== Data listing ==
-- Begin --
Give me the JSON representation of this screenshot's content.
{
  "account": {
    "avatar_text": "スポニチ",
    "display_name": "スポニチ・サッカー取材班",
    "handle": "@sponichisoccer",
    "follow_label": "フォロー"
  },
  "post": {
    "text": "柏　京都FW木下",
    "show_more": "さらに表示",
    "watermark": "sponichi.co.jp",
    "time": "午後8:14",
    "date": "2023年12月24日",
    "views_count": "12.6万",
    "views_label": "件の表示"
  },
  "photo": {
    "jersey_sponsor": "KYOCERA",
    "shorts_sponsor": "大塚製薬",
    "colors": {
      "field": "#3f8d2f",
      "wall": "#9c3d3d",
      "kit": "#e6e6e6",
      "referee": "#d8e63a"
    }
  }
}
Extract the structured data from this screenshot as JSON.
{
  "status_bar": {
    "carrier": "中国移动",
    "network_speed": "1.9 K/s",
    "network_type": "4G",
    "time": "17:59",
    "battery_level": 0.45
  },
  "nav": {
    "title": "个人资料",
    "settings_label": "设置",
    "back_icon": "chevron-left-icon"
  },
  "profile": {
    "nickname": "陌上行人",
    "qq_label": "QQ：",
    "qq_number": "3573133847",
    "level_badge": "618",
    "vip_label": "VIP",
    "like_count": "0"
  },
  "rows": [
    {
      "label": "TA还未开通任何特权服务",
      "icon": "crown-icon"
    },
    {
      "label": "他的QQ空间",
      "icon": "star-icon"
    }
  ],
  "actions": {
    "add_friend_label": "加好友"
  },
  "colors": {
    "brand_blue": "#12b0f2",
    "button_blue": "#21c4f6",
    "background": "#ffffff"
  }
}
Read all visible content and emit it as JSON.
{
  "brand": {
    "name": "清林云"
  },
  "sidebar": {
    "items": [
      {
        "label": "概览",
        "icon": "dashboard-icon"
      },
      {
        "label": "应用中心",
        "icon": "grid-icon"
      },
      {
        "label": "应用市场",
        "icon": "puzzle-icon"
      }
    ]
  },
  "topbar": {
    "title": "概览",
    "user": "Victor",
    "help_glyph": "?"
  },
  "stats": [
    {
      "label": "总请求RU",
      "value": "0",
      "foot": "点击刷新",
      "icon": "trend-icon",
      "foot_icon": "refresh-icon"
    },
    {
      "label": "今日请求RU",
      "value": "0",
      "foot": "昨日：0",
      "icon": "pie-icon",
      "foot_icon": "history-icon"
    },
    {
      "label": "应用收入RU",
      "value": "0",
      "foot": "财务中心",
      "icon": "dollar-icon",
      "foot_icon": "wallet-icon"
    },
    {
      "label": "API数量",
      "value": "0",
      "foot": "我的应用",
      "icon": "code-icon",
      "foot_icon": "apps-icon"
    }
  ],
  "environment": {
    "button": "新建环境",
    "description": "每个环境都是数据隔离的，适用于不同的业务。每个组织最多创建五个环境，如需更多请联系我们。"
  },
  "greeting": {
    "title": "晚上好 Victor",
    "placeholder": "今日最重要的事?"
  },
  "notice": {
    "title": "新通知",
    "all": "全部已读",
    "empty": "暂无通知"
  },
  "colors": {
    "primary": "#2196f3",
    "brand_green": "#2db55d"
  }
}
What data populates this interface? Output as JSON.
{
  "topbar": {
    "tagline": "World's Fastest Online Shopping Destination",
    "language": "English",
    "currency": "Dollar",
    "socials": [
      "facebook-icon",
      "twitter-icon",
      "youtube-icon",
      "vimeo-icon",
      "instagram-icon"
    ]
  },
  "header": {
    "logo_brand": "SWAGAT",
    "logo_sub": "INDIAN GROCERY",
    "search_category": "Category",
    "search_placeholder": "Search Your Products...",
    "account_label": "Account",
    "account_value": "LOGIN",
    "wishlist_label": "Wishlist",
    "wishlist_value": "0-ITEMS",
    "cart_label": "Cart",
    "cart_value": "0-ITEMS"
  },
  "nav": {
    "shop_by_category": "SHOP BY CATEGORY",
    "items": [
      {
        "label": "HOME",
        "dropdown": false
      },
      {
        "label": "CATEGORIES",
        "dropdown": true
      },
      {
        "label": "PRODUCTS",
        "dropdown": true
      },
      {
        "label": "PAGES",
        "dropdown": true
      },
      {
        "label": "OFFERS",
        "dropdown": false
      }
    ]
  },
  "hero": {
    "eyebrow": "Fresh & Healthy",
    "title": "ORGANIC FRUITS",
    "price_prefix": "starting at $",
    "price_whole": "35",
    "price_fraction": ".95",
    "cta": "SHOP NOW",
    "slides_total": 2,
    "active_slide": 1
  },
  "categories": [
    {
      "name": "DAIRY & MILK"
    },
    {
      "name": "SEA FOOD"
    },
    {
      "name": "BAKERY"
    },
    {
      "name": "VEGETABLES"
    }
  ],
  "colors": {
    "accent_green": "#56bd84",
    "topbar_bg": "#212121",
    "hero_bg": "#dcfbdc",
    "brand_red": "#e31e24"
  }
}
-- End --
== Your task ==
Repeat all of the entries exactly.

== Right answer ==
Give me the JSON representation of this screenshot's content.
{
  "account": {
    "avatar_text": "スポニチ",
    "display_name": "スポニチ・サッカー取材班",
    "handle": "@sponichisoccer",
    "follow_label": "フォロー"
  },
  "post": {
    "text": "柏　京都FW木下",
    "show_more": "さらに表示",
    "watermark": "sponichi.co.jp",
    "time": "午後8:14",
    "date": "2023年12月24日",
    "views_count": "12.6万",
    "views_label": "件の表示"
  },
  "photo": {
    "jersey_sponsor": "KYOCERA",
    "shorts_sponsor": "大塚製薬",
    "colors": {
      "field": "#3f8d2f",
      "wall": "#9c3d3d",
      "kit": "#e6e6e6",
      "referee": "#d8e63a"
    }
  }
}
Extract the structured data from this screenshot as JSON.
{
  "status_bar": {
    "carrier": "中国移动",
    "network_speed": "1.9 K/s",
    "network_type": "4G",
    "time": "17:59",
    "battery_level": 0.45
  },
  "nav": {
    "title": "个人资料",
    "settings_label": "设置",
    "back_icon": "chevron-left-icon"
  },
  "profile": {
    "nickname": "陌上行人",
    "qq_label": "QQ：",
    "qq_number": "3573133847",
    "level_badge": "618",
    "vip_label": "VIP",
    "like_count": "0"
  },
  "rows": [
    {
      "label": "TA还未开通任何特权服务",
      "icon": "crown-icon"
    },
    {
      "label": "他的QQ空间",
      "icon": "star-icon"
    }
  ],
  "actions": {
    "add_friend_label": "加好友"
  },
  "colors": {
    "brand_blue": "#12b0f2",
    "button_blue": "#21c4f6",
    "background": "#ffffff"
  }
}
Read all visible content and emit it as JSON.
{
  "brand": {
    "name": "清林云"
  },
  "sidebar": {
    "items": [
      {
        "label": "概览",
        "icon": "dashboard-icon"
      },
      {
        "label": "应用中心",
        "icon": "grid-icon"
      },
      {
        "label": "应用市场",
        "icon": "puzzle-icon"
      }
    ]
  },
  "topbar": {
    "title": "概览",
    "user": "Victor",
    "help_glyph": "?"
  },
  "stats": [
    {
      "label": "总请求RU",
      "value": "0",
      "foot": "点击刷新",
      "icon": "trend-icon",
      "foot_icon": "refresh-icon"
    },
    {
      "label": "今日请求RU",
      "value": "0",
      "foot": "昨日：0",
      "icon": "pie-icon",
      "foot_icon": "history-icon"
    },
    {
      "label": "应用收入RU",
      "value": "0",
      "foot": "财务中心",
      "icon": "dollar-icon",
      "foot_icon": "wallet-icon"
    },
    {
      "label": "API数量",
      "value": "0",
      "foot": "我的应用",
      "icon": "code-icon",
      "foot_icon": "apps-icon"
    }
  ],
  "environment": {
    "button": "新建环境",
    "description": "每个环境都是数据隔离的，适用于不同的业务。每个组织最多创建五个环境，如需更多请联系我们。"
  },
  "greeting": {
    "title": "晚上好 Victor",
    "placeholder": "今日最重要的事?"
  },
  "notice": {
    "title": "新通知",
    "all": "全部已读",
    "empty": "暂无通知"
  },
  "colors": {
    "primary": "#2196f3",
    "brand_green": "#2db55d"
  }
}
What data populates this interface? Output as JSON.
{
  "topbar": {
    "tagline": "World's Fastest Online Shopping Destination",
    "language": "English",
    "currency": "Dollar",
    "socials": [
      "facebook-icon",
      "twitter-icon",
      "youtube-icon",
      "vimeo-icon",
      "instagram-icon"
    ]
  },
  "header": {
    "logo_brand": "SWAGAT",
    "logo_sub": "INDIAN GROCERY",
    "search_category": "Category",
    "search_placeholder": "Search Your Products...",
    "account_label": "Account",
    "account_value": "LOGIN",
    "wishlist_label": "Wishlist",
    "wishlist_value": "0-ITEMS",
    "cart_label": "Cart",
    "cart_value": "0-ITEMS"
  },
  "nav": {
    "shop_by_category": "SHOP BY CATEGORY",
    "items": [
      {
        "label": "HOME",
        "dropdown": false
      },
      {
        "label": "CATEGORIES",
        "dropdown": true
      },
      {
        "label": "PRODUCTS",
        "dropdown": true
      },
      {
        "label": "PAGES",
        "dropdown": true
      },
      {
        "label": "OFFERS",
        "dropdown": false
      }
    ]
  },
  "hero": {
    "eyebrow": "Fresh & Healthy",
    "title": "ORGANIC FRUITS",
    "price_prefix": "starting at $",
    "price_whole": "35",
    "price_fraction": ".95",
    "cta": "SHOP NOW",
    "slides_total": 2,
    "active_slide": 1
  },
  "categories": [
    {
      "name": "DAIRY & MILK"
    },
    {
      "name": "SEA FOOD"
    },
    {
      "name": "BAKERY"
    },
    {
      "name": "VEGETABLES"
    }
  ],
  "colors": {
    "accent_green": "#56bd84",
    "topbar_bg": "#212121",
    "hero_bg": "#dcfbdc",
    "brand_red": "#e31e24"
  }
}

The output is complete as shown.